- [Short exercise] Scan the lines below for the word "Doberaner". Copy each line you find it in.

begin Dataset content

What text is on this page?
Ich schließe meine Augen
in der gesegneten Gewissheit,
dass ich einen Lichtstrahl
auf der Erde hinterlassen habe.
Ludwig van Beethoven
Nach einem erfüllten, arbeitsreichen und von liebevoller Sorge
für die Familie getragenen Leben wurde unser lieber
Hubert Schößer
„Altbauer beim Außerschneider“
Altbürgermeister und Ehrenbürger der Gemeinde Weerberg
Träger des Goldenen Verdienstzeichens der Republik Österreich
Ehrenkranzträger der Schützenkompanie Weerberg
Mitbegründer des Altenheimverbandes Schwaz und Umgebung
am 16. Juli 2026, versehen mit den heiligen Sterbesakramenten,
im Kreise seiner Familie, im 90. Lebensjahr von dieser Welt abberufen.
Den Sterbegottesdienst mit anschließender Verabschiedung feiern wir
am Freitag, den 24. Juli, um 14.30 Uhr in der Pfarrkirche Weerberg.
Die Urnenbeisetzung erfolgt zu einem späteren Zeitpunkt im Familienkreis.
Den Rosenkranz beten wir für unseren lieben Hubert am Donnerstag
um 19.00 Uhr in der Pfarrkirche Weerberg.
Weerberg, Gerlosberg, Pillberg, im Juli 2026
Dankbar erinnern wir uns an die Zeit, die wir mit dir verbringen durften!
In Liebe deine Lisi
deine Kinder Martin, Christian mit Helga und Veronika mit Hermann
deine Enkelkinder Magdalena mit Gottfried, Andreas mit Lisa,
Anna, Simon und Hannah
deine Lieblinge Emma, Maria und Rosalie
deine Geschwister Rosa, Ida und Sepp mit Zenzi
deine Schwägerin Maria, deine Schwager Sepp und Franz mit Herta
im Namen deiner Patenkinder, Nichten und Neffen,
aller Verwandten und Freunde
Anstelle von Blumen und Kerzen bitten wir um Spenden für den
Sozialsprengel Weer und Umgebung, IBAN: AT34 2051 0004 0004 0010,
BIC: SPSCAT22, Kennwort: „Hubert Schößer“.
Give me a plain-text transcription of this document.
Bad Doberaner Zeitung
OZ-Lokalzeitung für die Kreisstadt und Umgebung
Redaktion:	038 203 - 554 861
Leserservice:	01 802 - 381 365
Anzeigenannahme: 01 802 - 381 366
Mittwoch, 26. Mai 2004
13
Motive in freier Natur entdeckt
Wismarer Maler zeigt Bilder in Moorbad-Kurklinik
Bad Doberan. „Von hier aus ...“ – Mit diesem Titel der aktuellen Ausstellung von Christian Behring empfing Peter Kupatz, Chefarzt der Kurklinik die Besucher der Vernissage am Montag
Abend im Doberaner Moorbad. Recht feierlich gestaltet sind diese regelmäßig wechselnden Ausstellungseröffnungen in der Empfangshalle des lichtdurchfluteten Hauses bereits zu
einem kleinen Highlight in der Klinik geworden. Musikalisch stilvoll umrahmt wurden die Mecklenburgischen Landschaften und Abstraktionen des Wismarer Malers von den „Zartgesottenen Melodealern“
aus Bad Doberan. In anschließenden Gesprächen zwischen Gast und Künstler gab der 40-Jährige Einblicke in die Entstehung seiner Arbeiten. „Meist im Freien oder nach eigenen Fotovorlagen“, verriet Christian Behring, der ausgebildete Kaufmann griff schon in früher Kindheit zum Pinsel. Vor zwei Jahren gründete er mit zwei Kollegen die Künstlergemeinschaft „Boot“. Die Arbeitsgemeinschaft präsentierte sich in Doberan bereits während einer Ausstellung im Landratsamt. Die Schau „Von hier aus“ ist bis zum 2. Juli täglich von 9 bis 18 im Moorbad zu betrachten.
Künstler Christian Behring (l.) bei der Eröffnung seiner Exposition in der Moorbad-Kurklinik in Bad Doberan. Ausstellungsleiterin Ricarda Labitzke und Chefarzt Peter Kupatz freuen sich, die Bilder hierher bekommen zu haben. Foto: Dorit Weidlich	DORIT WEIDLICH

end Dataset content

- [Final result]
Bad Doberaner Zeitung
Abend im Doberaner Moorbad. Recht feierlich gestaltet sind diese regelmäßig wechselnden Ausstellungseröffnungen in der Empfangshalle des lichtdurchfluteten Hauses bereits zu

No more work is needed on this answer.